→ Records about charts and figures
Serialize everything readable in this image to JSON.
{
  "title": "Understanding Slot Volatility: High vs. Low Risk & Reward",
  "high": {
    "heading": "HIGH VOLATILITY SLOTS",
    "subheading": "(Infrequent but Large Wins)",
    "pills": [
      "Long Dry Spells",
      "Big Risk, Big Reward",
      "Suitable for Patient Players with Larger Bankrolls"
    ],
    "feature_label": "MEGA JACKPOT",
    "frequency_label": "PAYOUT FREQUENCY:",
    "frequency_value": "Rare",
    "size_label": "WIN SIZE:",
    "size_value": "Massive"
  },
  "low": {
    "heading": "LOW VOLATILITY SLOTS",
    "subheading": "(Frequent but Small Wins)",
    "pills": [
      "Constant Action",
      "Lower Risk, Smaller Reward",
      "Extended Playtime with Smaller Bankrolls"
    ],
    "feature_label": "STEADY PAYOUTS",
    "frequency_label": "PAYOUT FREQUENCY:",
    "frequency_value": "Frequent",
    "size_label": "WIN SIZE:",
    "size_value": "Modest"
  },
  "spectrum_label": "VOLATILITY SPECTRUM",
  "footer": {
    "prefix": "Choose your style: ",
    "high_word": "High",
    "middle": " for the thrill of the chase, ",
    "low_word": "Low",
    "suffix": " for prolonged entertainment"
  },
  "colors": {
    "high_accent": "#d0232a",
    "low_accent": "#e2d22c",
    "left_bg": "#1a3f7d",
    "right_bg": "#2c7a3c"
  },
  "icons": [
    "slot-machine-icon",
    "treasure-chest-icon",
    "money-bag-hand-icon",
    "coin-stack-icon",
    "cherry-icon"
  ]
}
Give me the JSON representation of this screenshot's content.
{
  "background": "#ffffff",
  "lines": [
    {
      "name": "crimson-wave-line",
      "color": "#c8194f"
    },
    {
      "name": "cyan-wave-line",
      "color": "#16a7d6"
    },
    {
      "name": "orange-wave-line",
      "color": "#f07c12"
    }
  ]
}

→ Task to complete
Copy out the material word for word and line for line.

→ Solution to the exercise
Serialize everything readable in this image to JSON.
{
  "title": "Understanding Slot Volatility: High vs. Low Risk & Reward",
  "high": {
    "heading": "HIGH VOLATILITY SLOTS",
    "subheading": "(Infrequent but Large Wins)",
    "pills": [
      "Long Dry Spells",
      "Big Risk, Big Reward",
      "Suitable for Patient Players with Larger Bankrolls"
    ],
    "feature_label": "MEGA JACKPOT",
    "frequency_label": "PAYOUT FREQUENCY:",
    "frequency_value": "Rare",
    "size_label": "WIN SIZE:",
    "size_value": "Massive"
  },
  "low": {
    "heading": "LOW VOLATILITY SLOTS",
    "subheading": "(Frequent but Small Wins)",
    "pills": [
      "Constant Action",
      "Lower Risk, Smaller Reward",
      "Extended Playtime with Smaller Bankrolls"
    ],
    "feature_label": "STEADY PAYOUTS",
    "frequency_label": "PAYOUT FREQUENCY:",
    "frequency_value": "Frequent",
    "size_label": "WIN SIZE:",
    "size_value": "Modest"
  },
  "spectrum_label": "VOLATILITY SPECTRUM",
  "footer": {
    "prefix": "Choose your style: ",
    "high_word": "High",
    "middle": " for the thrill of the chase, ",
    "low_word": "Low",
    "suffix": " for prolonged entertainment"
  },
  "colors": {
    "high_accent": "#d0232a",
    "low_accent": "#e2d22c",
    "left_bg": "#1a3f7d",
    "right_bg": "#2c7a3c"
  },
  "icons": [
    "slot-machine-icon",
    "treasure-chest-icon",
    "money-bag-hand-icon",
    "coin-stack-icon",
    "cherry-icon"
  ]
}
Give me the JSON representation of this screenshot's content.
{
  "background": "#ffffff",
  "lines": [
    {
      "name": "crimson-wave-line",
      "color": "#c8194f"
    },
    {
      "name": "cyan-wave-line",
      "color": "#16a7d6"
    },
    {
      "name": "orange-wave-line",
      "color": "#f07c12"
    }
  ]
}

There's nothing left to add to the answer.